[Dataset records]
------------------------------------------------

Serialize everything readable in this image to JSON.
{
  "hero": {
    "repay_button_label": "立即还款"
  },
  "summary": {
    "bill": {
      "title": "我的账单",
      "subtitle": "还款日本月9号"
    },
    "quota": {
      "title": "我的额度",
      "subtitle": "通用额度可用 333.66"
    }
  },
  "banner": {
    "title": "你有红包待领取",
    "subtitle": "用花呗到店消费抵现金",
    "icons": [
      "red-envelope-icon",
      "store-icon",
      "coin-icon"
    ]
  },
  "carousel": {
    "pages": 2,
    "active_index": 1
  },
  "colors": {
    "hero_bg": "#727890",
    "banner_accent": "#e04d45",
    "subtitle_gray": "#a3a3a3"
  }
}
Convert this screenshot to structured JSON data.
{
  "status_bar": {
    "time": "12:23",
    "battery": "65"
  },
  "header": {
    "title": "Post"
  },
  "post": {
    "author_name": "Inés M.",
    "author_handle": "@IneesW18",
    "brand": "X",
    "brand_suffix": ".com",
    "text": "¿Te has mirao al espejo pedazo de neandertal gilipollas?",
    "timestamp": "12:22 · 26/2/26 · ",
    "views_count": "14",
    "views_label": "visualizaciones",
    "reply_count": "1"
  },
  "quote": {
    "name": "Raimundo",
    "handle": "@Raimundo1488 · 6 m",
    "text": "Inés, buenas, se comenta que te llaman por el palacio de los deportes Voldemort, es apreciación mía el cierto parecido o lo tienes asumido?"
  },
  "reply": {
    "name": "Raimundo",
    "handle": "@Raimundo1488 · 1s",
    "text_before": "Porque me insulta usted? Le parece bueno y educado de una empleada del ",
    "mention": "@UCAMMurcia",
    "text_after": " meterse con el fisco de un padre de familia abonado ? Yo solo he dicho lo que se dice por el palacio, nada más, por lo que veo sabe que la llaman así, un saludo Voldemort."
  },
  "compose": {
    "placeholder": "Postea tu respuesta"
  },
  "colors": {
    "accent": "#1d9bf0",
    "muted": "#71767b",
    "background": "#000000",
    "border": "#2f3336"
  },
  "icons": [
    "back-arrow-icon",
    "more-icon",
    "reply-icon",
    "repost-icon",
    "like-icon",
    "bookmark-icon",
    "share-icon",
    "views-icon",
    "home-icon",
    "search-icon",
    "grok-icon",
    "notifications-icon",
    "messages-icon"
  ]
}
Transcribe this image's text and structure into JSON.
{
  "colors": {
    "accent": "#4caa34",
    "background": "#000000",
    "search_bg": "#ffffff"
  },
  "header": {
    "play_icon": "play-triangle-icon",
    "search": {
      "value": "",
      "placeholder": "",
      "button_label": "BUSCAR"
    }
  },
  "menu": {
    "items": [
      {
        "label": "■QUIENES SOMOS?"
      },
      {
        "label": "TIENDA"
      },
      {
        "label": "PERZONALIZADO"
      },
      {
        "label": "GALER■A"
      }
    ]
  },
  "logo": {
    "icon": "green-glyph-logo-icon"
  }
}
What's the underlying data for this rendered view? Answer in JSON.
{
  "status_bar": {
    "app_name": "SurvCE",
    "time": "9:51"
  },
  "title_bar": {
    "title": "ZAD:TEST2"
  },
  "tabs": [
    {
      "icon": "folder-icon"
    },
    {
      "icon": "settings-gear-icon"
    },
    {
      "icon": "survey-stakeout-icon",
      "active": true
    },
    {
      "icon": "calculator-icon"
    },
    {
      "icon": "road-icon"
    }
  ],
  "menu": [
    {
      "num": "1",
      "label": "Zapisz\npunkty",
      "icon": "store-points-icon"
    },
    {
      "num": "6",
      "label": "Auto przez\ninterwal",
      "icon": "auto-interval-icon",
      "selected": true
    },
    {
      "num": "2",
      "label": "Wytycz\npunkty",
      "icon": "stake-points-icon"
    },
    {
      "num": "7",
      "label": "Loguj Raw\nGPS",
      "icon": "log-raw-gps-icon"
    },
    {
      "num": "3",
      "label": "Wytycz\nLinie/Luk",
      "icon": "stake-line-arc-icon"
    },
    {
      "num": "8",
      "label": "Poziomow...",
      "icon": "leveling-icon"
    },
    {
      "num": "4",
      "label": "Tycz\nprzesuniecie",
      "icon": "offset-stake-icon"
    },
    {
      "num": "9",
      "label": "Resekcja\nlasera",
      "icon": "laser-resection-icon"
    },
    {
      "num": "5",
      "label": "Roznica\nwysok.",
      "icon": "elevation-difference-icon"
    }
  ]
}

------------------------------------------------

### Direction
Reproduce the material above exactly; please quote every line of it.

### Result of this task
Serialize everything readable in this image to JSON.
{
  "hero": {
    "repay_button_label": "立即还款"
  },
  "summary": {
    "bill": {
      "title": "我的账单",
      "subtitle": "还款日本月9号"
    },
    "quota": {
      "title": "我的额度",
      "subtitle": "通用额度可用 333.66"
    }
  },
  "banner": {
    "title": "你有红包待领取",
    "subtitle": "用花呗到店消费抵现金",
    "icons": [
      "red-envelope-icon",
      "store-icon",
      "coin-icon"
    ]
  },
  "carousel": {
    "pages": 2,
    "active_index": 1
  },
  "colors": {
    "hero_bg": "#727890",
    "banner_accent": "#e04d45",
    "subtitle_gray": "#a3a3a3"
  }
}
Convert this screenshot to structured JSON data.
{
  "status_bar": {
    "time": "12:23",
    "battery": "65"
  },
  "header": {
    "title": "Post"
  },
  "post": {
    "author_name": "Inés M.",
    "author_handle": "@IneesW18",
    "brand": "X",
    "brand_suffix": ".com",
    "text": "¿Te has mirao al espejo pedazo de neandertal gilipollas?",
    "timestamp": "12:22 · 26/2/26 · ",
    "views_count": "14",
    "views_label": "visualizaciones",
    "reply_count": "1"
  },
  "quote": {
    "name": "Raimundo",
    "handle": "@Raimundo1488 · 6 m",
    "text": "Inés, buenas, se comenta que te llaman por el palacio de los deportes Voldemort, es apreciación mía el cierto parecido o lo tienes asumido?"
  },
  "reply": {
    "name": "Raimundo",
    "handle": "@Raimundo1488 · 1s",
    "text_before": "Porque me insulta usted? Le parece bueno y educado de una empleada del ",
    "mention": "@UCAMMurcia",
    "text_after": " meterse con el fisco de un padre de familia abonado ? Yo solo he dicho lo que se dice por el palacio, nada más, por lo que veo sabe que la llaman así, un saludo Voldemort."
  },
  "compose": {
    "placeholder": "Postea tu respuesta"
  },
  "colors": {
    "accent": "#1d9bf0",
    "muted": "#71767b",
    "background": "#000000",
    "border": "#2f3336"
  },
  "icons": [
    "back-arrow-icon",
    "more-icon",
    "reply-icon",
    "repost-icon",
    "like-icon",
    "bookmark-icon",
    "share-icon",
    "views-icon",
    "home-icon",
    "search-icon",
    "grok-icon",
    "notifications-icon",
    "messages-icon"
  ]
}
Transcribe this image's text and structure into JSON.
{
  "colors": {
    "accent": "#4caa34",
    "background": "#000000",
    "search_bg": "#ffffff"
  },
  "header": {
    "play_icon": "play-triangle-icon",
    "search": {
      "value": "",
      "placeholder": "",
      "button_label": "BUSCAR"
    }
  },
  "menu": {
    "items": [
      {
        "label": "■QUIENES SOMOS?"
      },
      {
        "label": "TIENDA"
      },
      {
        "label": "PERZONALIZADO"
      },
      {
        "label": "GALER■A"
      }
    ]
  },
  "logo": {
    "icon": "green-glyph-logo-icon"
  }
}
What's the underlying data for this rendered view? Answer in JSON.
{
  "status_bar": {
    "app_name": "SurvCE",
    "time": "9:51"
  },
  "title_bar": {
    "title": "ZAD:TEST2"
  },
  "tabs": [
    {
      "icon": "folder-icon"
    },
    {
      "icon": "settings-gear-icon"
    },
    {
      "icon": "survey-stakeout-icon",
      "active": true
    },
    {
      "icon": "calculator-icon"
    },
    {
      "icon": "road-icon"
    }
  ],
  "menu": [
    {
      "num": "1",
      "label": "Zapisz\npunkty",
      "icon": "store-points-icon"
    },
    {
      "num": "6",
      "label": "Auto przez\ninterwal",
      "icon": "auto-interval-icon",
      "selected": true
    },
    {
      "num": "2",
      "label": "Wytycz\npunkty",
      "icon": "stake-points-icon"
    },
    {
      "num": "7",
      "label": "Loguj Raw\nGPS",
      "icon": "log-raw-gps-icon"
    },
    {
      "num": "3",
      "label": "Wytycz\nLinie/Luk",
      "icon": "stake-line-arc-icon"
    },
    {
      "num": "8",
      "label": "Poziomow...",
      "icon": "leveling-icon"
    },
    {
      "num": "4",
      "label": "Tycz\nprzesuniecie",
      "icon": "offset-stake-icon"
    },
    {
      "num": "9",
      "label": "Resekcja\nlasera",
      "icon": "laser-resection-icon"
    },
    {
      "num": "5",
      "label": "Roznica\nwysok.",
      "icon": "elevation-difference-icon"
    }
  ]
}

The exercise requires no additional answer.